DO THIS >> Transcribe the material exactly. Images do not belong in the copy.

Items listed in a dataset >>
----

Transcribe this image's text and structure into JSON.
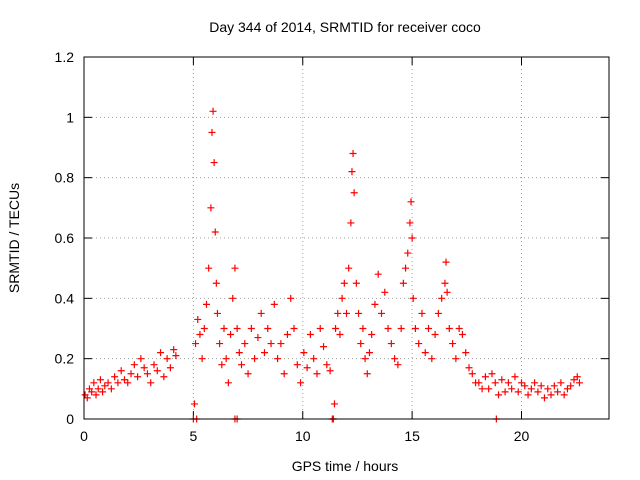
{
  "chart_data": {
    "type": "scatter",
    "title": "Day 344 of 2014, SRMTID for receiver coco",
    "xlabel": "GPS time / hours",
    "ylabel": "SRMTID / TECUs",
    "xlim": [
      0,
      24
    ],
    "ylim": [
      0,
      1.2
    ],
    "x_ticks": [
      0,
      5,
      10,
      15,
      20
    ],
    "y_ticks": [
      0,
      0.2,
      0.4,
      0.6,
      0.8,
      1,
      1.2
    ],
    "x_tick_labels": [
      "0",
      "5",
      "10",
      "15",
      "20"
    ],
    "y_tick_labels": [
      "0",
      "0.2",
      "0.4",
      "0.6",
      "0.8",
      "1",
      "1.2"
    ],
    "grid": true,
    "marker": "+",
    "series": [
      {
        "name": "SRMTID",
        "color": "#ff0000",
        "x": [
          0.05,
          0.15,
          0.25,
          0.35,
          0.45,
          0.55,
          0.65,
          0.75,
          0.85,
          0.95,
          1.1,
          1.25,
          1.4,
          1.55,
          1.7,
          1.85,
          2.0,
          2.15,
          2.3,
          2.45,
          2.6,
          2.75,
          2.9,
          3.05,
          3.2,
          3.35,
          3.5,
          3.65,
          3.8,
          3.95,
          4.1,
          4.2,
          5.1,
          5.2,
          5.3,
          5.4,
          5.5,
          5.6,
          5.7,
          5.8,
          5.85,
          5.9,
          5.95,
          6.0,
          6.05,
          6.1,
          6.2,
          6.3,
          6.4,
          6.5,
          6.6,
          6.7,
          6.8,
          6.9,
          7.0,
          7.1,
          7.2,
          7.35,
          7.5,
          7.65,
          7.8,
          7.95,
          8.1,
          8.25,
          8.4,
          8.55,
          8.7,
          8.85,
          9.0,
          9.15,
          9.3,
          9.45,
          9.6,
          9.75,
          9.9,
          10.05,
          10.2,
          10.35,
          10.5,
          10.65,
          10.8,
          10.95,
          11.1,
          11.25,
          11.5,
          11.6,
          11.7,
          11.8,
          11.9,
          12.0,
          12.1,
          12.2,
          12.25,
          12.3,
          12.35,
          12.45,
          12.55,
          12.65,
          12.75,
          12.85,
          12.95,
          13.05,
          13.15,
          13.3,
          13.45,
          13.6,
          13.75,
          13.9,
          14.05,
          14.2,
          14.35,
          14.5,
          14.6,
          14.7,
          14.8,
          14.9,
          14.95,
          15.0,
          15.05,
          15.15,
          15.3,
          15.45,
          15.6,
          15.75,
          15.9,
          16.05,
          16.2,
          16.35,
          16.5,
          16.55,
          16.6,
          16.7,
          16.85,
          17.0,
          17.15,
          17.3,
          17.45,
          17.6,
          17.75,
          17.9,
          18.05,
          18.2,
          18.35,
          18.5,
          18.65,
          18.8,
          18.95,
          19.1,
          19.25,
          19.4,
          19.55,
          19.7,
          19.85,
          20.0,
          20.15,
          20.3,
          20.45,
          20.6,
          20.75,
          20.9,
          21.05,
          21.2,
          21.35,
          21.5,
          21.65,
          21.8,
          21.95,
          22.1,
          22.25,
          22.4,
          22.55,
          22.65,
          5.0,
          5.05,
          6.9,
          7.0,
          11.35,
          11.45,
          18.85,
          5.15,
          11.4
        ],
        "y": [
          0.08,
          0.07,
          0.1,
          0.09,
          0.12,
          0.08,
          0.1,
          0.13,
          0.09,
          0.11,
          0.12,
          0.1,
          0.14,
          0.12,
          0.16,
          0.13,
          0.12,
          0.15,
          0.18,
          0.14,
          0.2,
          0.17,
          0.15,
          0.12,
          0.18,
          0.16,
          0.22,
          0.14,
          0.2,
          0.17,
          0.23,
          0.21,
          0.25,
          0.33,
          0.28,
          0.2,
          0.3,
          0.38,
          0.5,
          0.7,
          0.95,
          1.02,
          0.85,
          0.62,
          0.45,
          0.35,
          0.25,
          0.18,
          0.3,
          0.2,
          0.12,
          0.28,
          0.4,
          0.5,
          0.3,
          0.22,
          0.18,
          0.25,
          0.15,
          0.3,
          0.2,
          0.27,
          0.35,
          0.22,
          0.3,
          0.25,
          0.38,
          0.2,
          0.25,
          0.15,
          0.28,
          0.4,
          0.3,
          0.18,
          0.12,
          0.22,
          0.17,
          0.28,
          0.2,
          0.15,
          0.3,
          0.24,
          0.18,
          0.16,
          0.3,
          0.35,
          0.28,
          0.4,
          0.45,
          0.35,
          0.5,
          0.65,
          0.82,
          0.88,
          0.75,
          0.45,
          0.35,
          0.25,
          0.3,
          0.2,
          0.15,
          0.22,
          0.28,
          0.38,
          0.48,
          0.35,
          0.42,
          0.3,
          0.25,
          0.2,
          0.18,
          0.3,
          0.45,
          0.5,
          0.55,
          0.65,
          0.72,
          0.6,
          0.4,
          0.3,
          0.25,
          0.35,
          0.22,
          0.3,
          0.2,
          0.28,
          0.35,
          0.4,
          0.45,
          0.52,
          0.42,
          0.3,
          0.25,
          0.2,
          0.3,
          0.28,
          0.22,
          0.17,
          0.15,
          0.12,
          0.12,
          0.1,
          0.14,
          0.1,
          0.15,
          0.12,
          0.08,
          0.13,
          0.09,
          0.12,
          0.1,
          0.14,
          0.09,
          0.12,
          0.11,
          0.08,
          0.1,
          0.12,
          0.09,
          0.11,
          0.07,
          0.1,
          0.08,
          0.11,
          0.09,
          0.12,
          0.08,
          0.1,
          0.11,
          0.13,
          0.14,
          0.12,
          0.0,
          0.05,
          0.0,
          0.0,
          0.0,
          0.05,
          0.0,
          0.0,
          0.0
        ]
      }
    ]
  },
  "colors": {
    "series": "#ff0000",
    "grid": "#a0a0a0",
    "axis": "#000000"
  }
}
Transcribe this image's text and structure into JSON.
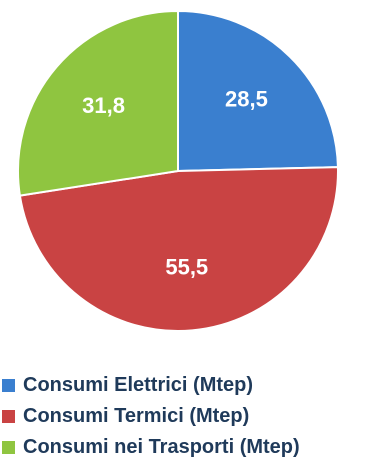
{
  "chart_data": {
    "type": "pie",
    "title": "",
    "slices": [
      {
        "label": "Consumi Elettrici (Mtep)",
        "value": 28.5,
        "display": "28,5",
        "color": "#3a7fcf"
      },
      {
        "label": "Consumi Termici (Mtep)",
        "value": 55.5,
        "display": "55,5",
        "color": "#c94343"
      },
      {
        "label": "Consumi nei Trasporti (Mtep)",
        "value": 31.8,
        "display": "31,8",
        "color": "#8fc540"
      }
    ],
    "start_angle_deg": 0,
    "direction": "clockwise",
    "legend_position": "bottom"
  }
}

----

CORRECT OUTPUT >>
Transcribe this image's text and structure into JSON.
{
  "chart_data": {
    "type": "scatter",
    "title": "Day 344 of 2014, SRMTID for receiver coco",
    "xlabel": "GPS time / hours",
    "ylabel": "SRMTID / TECUs",
    "xlim": [
      0,
      24
    ],
    "ylim": [
      0,
      1.2
    ],
    "x_ticks": [
      0,
      5,
      10,
      15,
      20
    ],
    "y_ticks": [
      0,
      0.2,
      0.4,
      0.6,
      0.8,
      1,
      1.2
    ],
    "x_tick_labels": [
      "0",
      "5",
      "10",
      "15",
      "20"
    ],
    "y_tick_labels": [
      "0",
      "0.2",
      "0.4",
      "0.6",
      "0.8",
      "1",
      "1.2"
    ],
    "grid": true,
    "marker": "+",
    "series": [
      {
        "name": "SRMTID",
        "color": "#ff0000",
        "x": [
          0.05,
          0.15,
          0.25,
          0.35,
          0.45,
          0.55,
          0.65,
          0.75,
          0.85,
          0.95,
          1.1,
          1.25,
          1.4,
          1.55,
          1.7,
          1.85,
          2.0,
          2.15,
          2.3,
          2.45,
          2.6,
          2.75,
          2.9,
          3.05,
          3.2,
          3.35,
          3.5,
          3.65,
          3.8,
          3.95,
          4.1,
          4.2,
          5.1,
          5.2,
          5.3,
          5.4,
          5.5,
          5.6,
          5.7,
          5.8,
          5.85,
          5.9,
          5.95,
          6.0,
          6.05,
          6.1,
          6.2,
          6.3,
          6.4,
          6.5,
          6.6,
          6.7,
          6.8,
          6.9,
          7.0,
          7.1,
          7.2,
          7.35,
          7.5,
          7.65,
          7.8,
          7.95,
          8.1,
          8.25,
          8.4,
          8.55,
          8.7,
          8.85,
          9.0,
          9.15,
          9.3,
          9.45,
          9.6,
          9.75,
          9.9,
          10.05,
          10.2,
          10.35,
          10.5,
          10.65,
          10.8,
          10.95,
          11.1,
          11.25,
          11.5,
          11.6,
          11.7,
          11.8,
          11.9,
          12.0,
          12.1,
          12.2,
          12.25,
          12.3,
          12.35,
          12.45,
          12.55,
          12.65,
          12.75,
          12.85,
          12.95,
          13.05,
          13.15,
          13.3,
          13.45,
          13.6,
          13.75,
          13.9,
          14.05,
          14.2,
          14.35,
          14.5,
          14.6,
          14.7,
          14.8,
          14.9,
          14.95,
          15.0,
          15.05,
          15.15,
          15.3,
          15.45,
          15.6,
          15.75,
          15.9,
          16.05,
          16.2,
          16.35,
          16.5,
          16.55,
          16.6,
          16.7,
          16.85,
          17.0,
          17.15,
          17.3,
          17.45,
          17.6,
          17.75,
          17.9,
          18.05,
          18.2,
          18.35,
          18.5,
          18.65,
          18.8,
          18.95,
          19.1,
          19.25,
          19.4,
          19.55,
          19.7,
          19.85,
          20.0,
          20.15,
          20.3,
          20.45,
          20.6,
          20.75,
          20.9,
          21.05,
          21.2,
          21.35,
          21.5,
          21.65,
          21.8,
          21.95,
          22.1,
          22.25,
          22.4,
          22.55,
          22.65,
          5.0,
          5.05,
          6.9,
          7.0,
          11.35,
          11.45,
          18.85,
          5.15,
          11.4
        ],
        "y": [
          0.08,
          0.07,
          0.1,
          0.09,
          0.12,
          0.08,
          0.1,
          0.13,
          0.09,
          0.11,
          0.12,
          0.1,
          0.14,
          0.12,
          0.16,
          0.13,
          0.12,
          0.15,
          0.18,
          0.14,
          0.2,
          0.17,
          0.15,
          0.12,
          0.18,
          0.16,
          0.22,
          0.14,
          0.2,
          0.17,
          0.23,
          0.21,
          0.25,
          0.33,
          0.28,
          0.2,
          0.3,
          0.38,
          0.5,
          0.7,
          0.95,
          1.02,
          0.85,
          0.62,
          0.45,
          0.35,
          0.25,
          0.18,
          0.3,
          0.2,
          0.12,
          0.28,
          0.4,
          0.5,
          0.3,
          0.22,
          0.18,
          0.25,
          0.15,
          0.3,
          0.2,
          0.27,
          0.35,
          0.22,
          0.3,
          0.25,
          0.38,
          0.2,
          0.25,
          0.15,
          0.28,
          0.4,
          0.3,
          0.18,
          0.12,
          0.22,
          0.17,
          0.28,
          0.2,
          0.15,
          0.3,
          0.24,
          0.18,
          0.16,
          0.3,
          0.35,
          0.28,
          0.4,
          0.45,
          0.35,
          0.5,
          0.65,
          0.82,
          0.88,
          0.75,
          0.45,
          0.35,
          0.25,
          0.3,
          0.2,
          0.15,
          0.22,
          0.28,
          0.38,
          0.48,
          0.35,
          0.42,
          0.3,
          0.25,
          0.2,
          0.18,
          0.3,
          0.45,
          0.5,
          0.55,
          0.65,
          0.72,
          0.6,
          0.4,
          0.3,
          0.25,
          0.35,
          0.22,
          0.3,
          0.2,
          0.28,
          0.35,
          0.4,
          0.45,
          0.52,
          0.42,
          0.3,
          0.25,
          0.2,
          0.3,
          0.28,
          0.22,
          0.17,
          0.15,
          0.12,
          0.12,
          0.1,
          0.14,
          0.1,
          0.15,
          0.12,
          0.08,
          0.13,
          0.09,
          0.12,
          0.1,
          0.14,
          0.09,
          0.12,
          0.11,
          0.08,
          0.1,
          0.12,
          0.09,
          0.11,
          0.07,
          0.1,
          0.08,
          0.11,
          0.09,
          0.12,
          0.08,
          0.1,
          0.11,
          0.13,
          0.14,
          0.12,
          0.0,
          0.05,
          0.0,
          0.0,
          0.0,
          0.05,
          0.0,
          0.0,
          0.0
        ]
      }
    ]
  },
  "colors": {
    "series": "#ff0000",
    "grid": "#a0a0a0",
    "axis": "#000000"
  }
}
Transcribe this image's text and structure into JSON.
{
  "chart_data": {
    "type": "pie",
    "title": "",
    "slices": [
      {
        "label": "Consumi Elettrici (Mtep)",
        "value": 28.5,
        "display": "28,5",
        "color": "#3a7fcf"
      },
      {
        "label": "Consumi Termici (Mtep)",
        "value": 55.5,
        "display": "55,5",
        "color": "#c94343"
      },
      {
        "label": "Consumi nei Trasporti (Mtep)",
        "value": 31.8,
        "display": "31,8",
        "color": "#8fc540"
      }
    ],
    "start_angle_deg": 0,
    "direction": "clockwise",
    "legend_position": "bottom"
  }
}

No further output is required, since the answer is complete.